**TASK TO CARRY OUT**
Keep the images out and copy every entry below exactly.

**DATA PROVIDED**
****

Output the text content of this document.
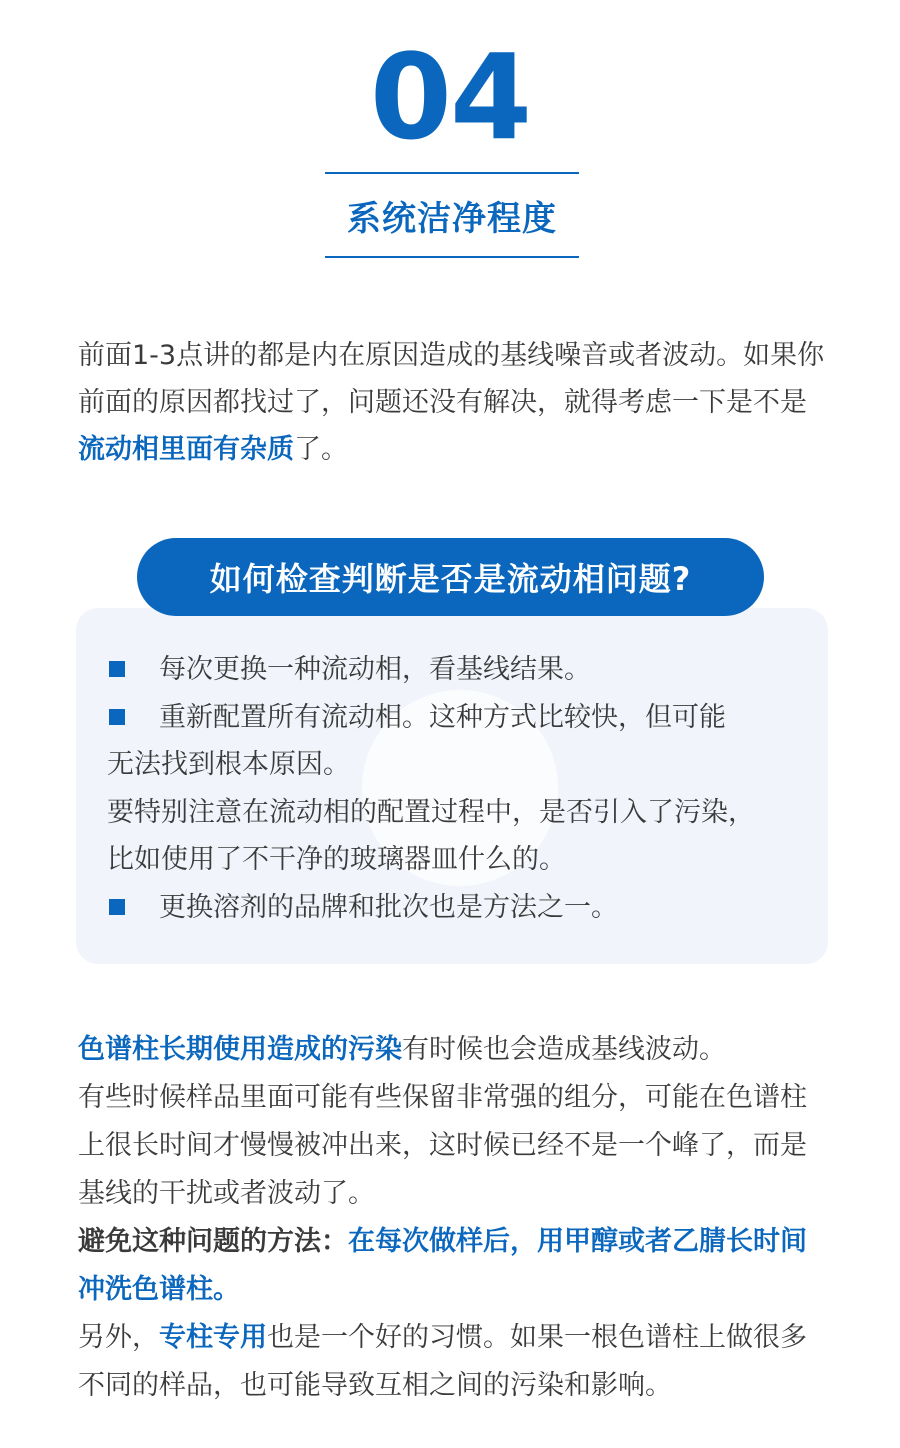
04
系统洁净程度

前面1-3点讲的都是内在原因造成的基线噪音或者波动。如果你前面的原因都找过了，问题还没有解决，就得考虑一下是不是流动相里面有杂质了。

如何检查判断是否是流动相问题?

每次更换一种流动相，看基线结果。

重新配置所有流动相。这种方式比较快，但可能

无法找到根本原因。

要特别注意在流动相的配置过程中，是否引入了污染，

比如使用了不干净的玻璃器皿什么的。

更换溶剂的品牌和批次也是方法之一。

色谱柱长期使用造成的污染有时候也会造成基线波动。

有些时候样品里面可能有些保留非常强的组分，可能在色谱柱上很长时间才慢慢被冲出来，这时候已经不是一个峰了，而是基线的干扰或者波动了。

避免这种问题的方法：在每次做样后，用甲醇或者乙腈长时间冲洗色谱柱。

另外，专柱专用也是一个好的习惯。如果一根色谱柱上做很多不同的样品，也可能导致互相之间的污染和影响。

****

**TASK RESPONSE**
Output the text content of this document.
04
系统洁净程度

前面1-3点讲的都是内在原因造成的基线噪音或者波动。如果你前面的原因都找过了，问题还没有解决，就得考虑一下是不是流动相里面有杂质了。

如何检查判断是否是流动相问题?

每次更换一种流动相，看基线结果。

重新配置所有流动相。这种方式比较快，但可能

无法找到根本原因。

要特别注意在流动相的配置过程中，是否引入了污染，

比如使用了不干净的玻璃器皿什么的。

更换溶剂的品牌和批次也是方法之一。

色谱柱长期使用造成的污染有时候也会造成基线波动。

有些时候样品里面可能有些保留非常强的组分，可能在色谱柱上很长时间才慢慢被冲出来，这时候已经不是一个峰了，而是基线的干扰或者波动了。

避免这种问题的方法：在每次做样后，用甲醇或者乙腈长时间冲洗色谱柱。

另外，专柱专用也是一个好的习惯。如果一根色谱柱上做很多不同的样品，也可能导致互相之间的污染和影响。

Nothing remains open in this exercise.